What is needed -> Extract every line where the string "color" appears.

+===+

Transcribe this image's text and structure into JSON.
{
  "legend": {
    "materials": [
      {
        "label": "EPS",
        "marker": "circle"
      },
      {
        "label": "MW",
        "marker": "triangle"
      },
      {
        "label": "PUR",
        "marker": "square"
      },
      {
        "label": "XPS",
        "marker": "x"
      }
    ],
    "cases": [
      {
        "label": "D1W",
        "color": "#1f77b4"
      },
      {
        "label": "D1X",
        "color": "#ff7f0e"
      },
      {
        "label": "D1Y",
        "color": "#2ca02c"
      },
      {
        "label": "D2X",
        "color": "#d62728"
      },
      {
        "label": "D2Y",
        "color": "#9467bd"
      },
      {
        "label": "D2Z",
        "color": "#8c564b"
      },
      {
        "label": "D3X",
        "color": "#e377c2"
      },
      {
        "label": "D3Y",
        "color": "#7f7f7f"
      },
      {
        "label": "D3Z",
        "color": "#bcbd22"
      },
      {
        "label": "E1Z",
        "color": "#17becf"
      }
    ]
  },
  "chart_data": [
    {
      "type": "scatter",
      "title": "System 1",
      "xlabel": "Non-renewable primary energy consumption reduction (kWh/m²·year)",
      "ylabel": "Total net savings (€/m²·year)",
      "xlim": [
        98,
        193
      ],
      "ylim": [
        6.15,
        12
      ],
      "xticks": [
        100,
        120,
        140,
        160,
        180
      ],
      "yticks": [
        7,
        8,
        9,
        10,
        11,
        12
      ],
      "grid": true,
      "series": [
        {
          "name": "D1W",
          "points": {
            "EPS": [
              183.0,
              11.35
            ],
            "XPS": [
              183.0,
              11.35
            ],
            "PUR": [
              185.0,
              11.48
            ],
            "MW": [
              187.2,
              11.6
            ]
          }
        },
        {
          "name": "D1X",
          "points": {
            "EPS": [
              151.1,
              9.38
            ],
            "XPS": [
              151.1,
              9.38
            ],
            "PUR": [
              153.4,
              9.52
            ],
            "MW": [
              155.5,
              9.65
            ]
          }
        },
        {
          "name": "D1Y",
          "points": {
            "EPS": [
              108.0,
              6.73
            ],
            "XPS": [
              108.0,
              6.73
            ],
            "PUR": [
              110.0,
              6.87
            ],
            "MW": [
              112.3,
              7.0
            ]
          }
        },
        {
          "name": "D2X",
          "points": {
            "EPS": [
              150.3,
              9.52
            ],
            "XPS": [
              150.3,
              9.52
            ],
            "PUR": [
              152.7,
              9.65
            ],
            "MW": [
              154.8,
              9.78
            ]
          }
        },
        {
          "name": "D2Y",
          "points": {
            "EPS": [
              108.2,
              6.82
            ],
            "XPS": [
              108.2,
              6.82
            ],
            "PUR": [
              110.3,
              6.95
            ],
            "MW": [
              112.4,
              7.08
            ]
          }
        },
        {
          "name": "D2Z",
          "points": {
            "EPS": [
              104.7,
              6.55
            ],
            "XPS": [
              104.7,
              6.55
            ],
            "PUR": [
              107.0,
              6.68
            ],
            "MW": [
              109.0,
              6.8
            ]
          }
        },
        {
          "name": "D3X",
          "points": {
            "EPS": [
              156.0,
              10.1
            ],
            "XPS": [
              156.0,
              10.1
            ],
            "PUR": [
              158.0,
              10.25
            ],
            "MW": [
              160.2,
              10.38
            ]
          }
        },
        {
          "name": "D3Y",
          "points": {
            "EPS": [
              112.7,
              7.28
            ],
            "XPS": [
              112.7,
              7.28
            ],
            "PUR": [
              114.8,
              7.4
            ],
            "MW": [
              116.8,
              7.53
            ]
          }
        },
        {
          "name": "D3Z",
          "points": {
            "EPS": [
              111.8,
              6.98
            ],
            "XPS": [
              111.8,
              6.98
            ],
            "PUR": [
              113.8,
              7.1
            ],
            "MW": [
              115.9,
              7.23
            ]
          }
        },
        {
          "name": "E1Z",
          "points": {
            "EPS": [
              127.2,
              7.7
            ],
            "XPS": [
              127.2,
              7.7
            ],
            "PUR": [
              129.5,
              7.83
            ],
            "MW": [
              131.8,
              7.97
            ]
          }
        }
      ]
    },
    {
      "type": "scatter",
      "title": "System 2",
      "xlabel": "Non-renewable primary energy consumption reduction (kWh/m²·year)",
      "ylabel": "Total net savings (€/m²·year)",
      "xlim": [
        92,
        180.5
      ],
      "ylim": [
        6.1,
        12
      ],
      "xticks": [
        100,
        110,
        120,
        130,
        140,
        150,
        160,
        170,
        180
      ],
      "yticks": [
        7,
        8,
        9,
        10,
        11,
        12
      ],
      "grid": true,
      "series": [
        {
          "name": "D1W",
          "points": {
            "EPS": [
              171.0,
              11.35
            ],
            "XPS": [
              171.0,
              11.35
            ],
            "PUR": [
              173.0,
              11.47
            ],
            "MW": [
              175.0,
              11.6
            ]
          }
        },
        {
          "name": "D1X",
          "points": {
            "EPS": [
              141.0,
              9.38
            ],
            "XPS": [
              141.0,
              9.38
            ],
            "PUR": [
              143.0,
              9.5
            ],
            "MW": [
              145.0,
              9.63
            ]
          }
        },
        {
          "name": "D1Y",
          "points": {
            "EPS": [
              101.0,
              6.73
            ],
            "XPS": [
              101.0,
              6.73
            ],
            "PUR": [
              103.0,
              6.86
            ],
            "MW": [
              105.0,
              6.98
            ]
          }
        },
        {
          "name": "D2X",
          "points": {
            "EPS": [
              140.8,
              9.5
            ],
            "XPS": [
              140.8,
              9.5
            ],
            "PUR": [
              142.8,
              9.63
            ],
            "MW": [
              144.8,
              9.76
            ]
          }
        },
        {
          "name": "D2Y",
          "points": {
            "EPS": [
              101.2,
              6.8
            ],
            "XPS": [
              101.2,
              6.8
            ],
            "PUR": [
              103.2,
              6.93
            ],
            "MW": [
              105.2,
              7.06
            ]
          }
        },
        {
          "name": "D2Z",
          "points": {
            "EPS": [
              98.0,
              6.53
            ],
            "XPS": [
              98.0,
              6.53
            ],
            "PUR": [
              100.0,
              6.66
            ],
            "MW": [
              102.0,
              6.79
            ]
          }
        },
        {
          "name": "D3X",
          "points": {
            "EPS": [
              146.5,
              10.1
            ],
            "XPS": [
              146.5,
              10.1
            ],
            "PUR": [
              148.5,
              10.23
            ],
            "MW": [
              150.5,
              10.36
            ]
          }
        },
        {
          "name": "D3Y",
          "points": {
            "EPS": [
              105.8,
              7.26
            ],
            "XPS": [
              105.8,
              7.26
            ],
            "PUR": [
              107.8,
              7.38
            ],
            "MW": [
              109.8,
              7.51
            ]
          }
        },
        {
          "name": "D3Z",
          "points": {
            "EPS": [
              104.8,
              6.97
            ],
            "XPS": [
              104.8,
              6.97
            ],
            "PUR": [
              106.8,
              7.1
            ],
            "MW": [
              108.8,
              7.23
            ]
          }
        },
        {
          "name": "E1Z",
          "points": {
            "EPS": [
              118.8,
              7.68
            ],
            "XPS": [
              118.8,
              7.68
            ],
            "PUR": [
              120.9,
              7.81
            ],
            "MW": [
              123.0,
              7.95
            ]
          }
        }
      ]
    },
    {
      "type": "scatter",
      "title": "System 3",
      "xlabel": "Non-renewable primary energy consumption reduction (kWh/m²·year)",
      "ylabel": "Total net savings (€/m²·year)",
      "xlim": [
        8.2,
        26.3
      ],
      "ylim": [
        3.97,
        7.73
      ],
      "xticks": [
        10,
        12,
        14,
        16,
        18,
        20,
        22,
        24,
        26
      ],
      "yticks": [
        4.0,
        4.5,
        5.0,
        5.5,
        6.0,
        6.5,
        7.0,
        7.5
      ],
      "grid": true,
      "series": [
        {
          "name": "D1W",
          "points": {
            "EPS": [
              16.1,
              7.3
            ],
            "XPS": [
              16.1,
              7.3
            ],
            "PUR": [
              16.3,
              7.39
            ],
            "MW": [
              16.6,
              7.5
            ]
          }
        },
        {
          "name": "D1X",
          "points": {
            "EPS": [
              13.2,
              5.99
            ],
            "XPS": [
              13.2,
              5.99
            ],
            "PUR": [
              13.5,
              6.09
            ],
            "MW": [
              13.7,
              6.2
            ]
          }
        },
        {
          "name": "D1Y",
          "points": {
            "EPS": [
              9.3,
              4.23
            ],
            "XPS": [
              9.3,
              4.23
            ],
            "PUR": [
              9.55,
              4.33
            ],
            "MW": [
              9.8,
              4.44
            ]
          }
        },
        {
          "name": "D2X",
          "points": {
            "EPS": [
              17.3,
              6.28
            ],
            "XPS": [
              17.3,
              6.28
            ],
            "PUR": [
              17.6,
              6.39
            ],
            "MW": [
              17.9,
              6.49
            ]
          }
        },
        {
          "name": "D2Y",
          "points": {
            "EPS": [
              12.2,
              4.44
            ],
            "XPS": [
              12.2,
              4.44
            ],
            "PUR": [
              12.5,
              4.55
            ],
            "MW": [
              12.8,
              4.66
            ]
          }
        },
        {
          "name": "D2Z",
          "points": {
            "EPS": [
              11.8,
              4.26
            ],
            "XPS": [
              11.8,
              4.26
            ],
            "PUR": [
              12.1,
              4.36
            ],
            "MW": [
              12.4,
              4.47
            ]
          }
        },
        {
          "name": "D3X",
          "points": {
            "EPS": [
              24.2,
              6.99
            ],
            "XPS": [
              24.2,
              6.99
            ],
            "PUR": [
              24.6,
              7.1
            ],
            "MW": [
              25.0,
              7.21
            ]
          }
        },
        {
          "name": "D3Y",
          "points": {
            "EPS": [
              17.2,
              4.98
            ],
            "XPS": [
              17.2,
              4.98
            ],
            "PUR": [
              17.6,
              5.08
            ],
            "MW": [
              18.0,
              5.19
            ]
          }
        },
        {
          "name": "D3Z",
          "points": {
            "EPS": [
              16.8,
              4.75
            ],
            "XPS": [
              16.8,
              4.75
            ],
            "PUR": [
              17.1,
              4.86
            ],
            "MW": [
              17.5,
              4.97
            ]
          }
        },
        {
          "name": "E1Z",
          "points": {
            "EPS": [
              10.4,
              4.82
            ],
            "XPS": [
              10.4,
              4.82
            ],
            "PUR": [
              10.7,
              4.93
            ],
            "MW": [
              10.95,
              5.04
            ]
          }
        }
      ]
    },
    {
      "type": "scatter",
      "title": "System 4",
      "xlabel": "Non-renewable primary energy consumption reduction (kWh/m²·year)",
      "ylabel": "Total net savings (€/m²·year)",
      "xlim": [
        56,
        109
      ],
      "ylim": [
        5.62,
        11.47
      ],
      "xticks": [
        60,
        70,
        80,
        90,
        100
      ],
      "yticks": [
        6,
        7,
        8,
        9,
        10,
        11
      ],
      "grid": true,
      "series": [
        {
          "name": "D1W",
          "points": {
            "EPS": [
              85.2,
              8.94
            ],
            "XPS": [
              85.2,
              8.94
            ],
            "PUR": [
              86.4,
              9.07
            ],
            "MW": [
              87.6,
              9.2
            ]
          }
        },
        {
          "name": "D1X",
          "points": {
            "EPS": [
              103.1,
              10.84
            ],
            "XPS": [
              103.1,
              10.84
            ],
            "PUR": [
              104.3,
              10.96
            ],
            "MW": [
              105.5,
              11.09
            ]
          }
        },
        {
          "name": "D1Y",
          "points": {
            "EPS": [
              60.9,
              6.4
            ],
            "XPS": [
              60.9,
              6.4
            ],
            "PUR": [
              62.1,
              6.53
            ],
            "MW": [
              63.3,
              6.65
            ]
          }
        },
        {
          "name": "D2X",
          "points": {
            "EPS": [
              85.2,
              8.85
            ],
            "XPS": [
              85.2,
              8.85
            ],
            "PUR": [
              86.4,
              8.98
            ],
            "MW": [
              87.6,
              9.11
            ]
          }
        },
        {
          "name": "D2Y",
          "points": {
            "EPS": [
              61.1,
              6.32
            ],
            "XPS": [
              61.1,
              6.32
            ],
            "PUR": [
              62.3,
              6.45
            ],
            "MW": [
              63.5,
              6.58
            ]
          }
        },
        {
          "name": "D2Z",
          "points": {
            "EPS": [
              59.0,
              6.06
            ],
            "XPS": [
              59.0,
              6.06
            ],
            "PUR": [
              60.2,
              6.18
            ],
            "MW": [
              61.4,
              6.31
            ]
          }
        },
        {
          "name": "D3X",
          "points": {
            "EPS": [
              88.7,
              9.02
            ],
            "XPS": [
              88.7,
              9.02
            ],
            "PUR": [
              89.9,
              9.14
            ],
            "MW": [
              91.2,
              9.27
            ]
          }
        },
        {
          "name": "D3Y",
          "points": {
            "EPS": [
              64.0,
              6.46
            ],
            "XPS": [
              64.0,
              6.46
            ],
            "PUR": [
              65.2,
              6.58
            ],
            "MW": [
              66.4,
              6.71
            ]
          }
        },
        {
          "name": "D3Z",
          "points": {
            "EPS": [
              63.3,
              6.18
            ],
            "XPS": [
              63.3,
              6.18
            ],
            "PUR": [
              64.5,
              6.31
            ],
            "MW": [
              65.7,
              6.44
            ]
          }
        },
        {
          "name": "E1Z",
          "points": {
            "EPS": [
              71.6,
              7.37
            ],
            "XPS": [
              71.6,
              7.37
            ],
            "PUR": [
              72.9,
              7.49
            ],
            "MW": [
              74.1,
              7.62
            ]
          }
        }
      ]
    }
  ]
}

+===+

Expected answer ->
        "color": "#1f77b4"
        "color": "#ff7f0e"
        "color": "#2ca02c"
        "color": "#d62728"
        "color": "#9467bd"
        "color": "#8c564b"
        "color": "#e377c2"
        "color": "#7f7f7f"
        "color": "#bcbd22"
        "color": "#17becf"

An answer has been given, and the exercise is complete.